__Records shown__:

* * *

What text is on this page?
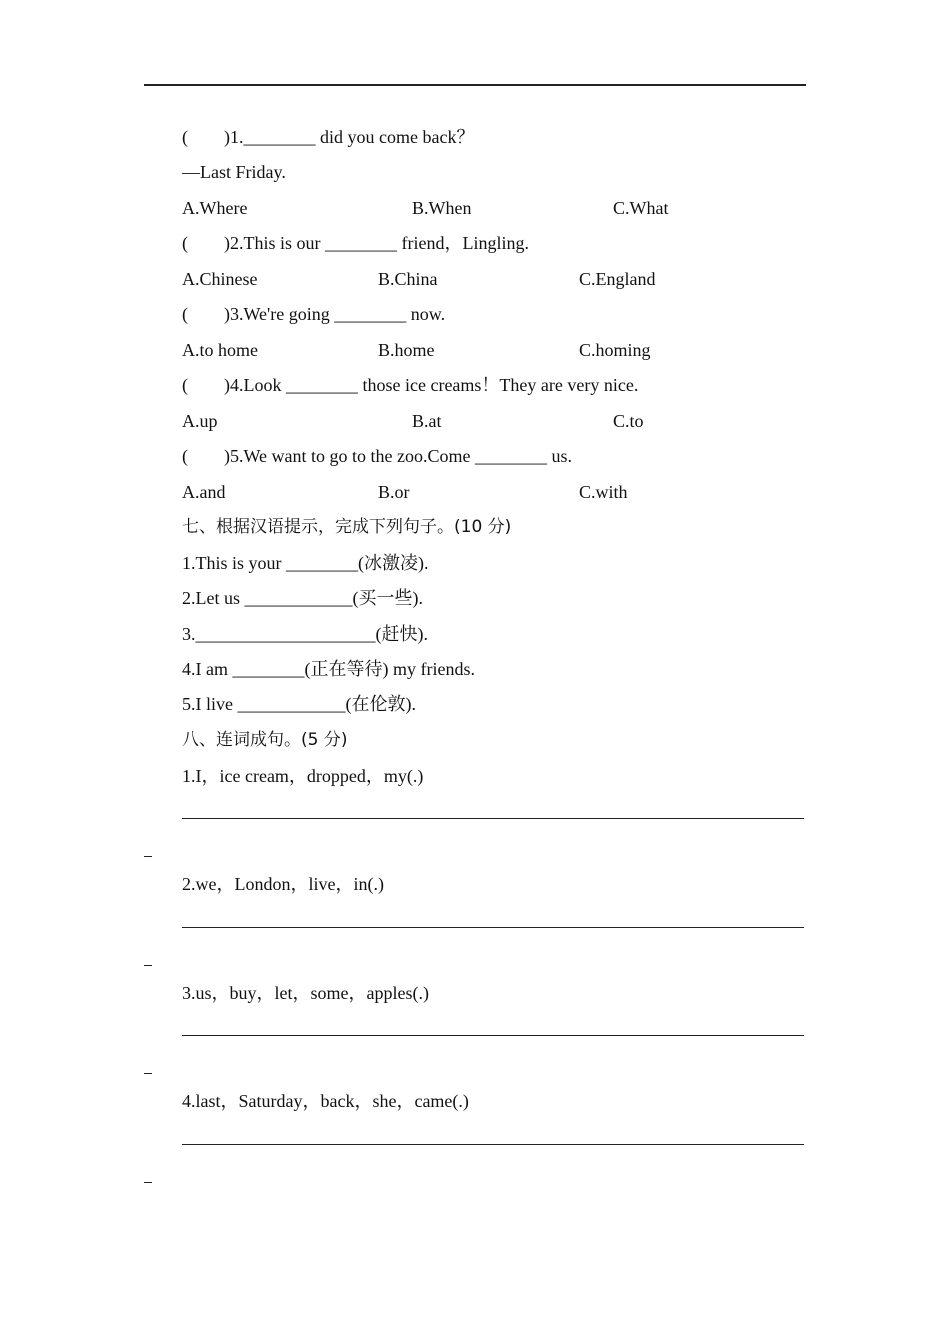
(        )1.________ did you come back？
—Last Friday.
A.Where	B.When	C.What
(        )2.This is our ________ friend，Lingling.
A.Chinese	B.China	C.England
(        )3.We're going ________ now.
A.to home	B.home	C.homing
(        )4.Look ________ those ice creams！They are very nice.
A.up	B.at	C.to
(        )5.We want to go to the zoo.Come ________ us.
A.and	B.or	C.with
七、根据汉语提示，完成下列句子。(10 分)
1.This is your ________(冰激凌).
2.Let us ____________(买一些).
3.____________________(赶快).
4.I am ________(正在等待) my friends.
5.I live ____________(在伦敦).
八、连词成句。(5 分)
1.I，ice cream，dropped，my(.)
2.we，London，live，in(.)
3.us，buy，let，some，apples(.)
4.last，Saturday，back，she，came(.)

* * *

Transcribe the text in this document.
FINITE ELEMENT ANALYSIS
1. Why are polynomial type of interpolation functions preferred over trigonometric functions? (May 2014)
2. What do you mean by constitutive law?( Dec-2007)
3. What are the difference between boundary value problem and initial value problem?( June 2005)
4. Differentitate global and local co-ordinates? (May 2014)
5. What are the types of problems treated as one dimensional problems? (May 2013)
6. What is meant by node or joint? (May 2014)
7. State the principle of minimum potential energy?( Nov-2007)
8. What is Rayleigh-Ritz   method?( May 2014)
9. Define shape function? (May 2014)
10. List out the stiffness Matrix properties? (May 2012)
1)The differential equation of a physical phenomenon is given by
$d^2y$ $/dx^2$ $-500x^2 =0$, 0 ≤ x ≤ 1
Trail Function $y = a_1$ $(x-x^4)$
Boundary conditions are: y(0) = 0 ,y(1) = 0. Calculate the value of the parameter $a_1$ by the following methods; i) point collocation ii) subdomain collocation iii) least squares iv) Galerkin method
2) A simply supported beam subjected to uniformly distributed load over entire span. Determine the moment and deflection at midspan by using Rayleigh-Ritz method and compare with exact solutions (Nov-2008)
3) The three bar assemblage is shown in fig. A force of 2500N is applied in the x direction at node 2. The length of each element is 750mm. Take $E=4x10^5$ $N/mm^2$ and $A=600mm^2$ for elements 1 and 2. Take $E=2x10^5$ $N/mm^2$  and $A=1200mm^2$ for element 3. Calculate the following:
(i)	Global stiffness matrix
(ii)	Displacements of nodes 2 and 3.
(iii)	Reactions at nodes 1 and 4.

* * *

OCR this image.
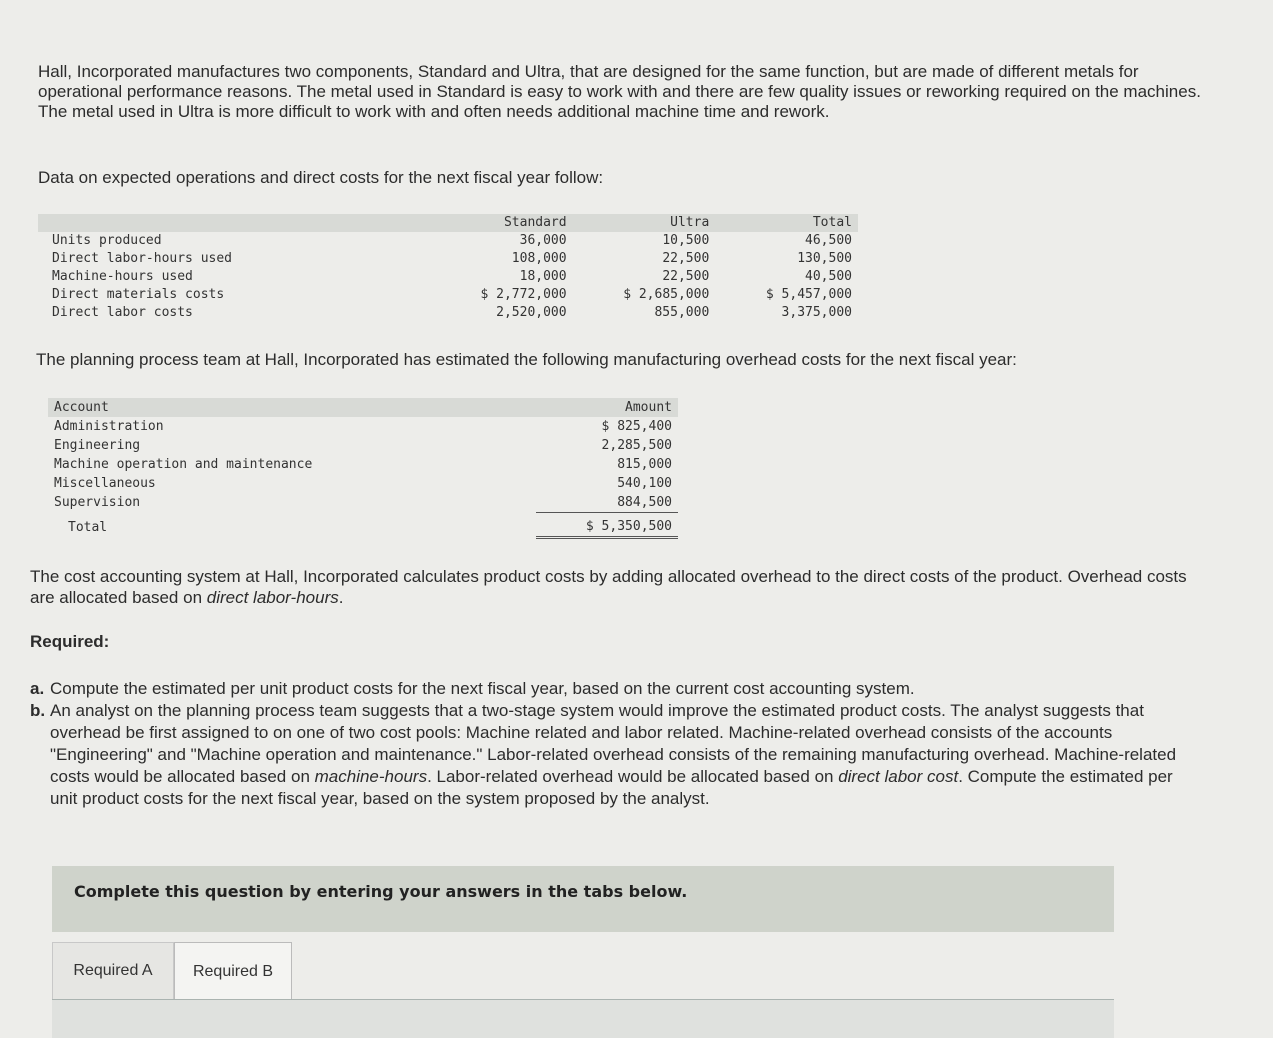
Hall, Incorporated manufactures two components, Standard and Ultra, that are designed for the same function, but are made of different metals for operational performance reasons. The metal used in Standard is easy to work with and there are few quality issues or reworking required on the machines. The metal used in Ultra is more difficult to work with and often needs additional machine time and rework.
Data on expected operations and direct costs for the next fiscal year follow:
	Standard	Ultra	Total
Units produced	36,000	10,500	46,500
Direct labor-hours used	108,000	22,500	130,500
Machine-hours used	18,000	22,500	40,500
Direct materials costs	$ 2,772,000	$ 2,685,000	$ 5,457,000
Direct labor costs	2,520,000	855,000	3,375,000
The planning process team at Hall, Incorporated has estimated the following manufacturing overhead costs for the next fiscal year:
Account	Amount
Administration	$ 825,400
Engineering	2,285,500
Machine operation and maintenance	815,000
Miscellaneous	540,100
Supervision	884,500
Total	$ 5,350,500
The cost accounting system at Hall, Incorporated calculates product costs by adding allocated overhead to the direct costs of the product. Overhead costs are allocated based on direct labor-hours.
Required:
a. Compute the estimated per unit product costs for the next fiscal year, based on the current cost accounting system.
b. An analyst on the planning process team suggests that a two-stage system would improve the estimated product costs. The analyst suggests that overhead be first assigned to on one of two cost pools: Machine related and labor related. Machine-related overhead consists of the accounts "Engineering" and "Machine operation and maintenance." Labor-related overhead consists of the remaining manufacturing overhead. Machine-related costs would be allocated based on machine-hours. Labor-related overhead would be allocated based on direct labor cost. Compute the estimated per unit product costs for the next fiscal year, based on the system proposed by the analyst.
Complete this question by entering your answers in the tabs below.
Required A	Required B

* * *

__Given problem__: Within the records above, how many lines include the word "used"? State the number by itself.

__Output of the task__: 3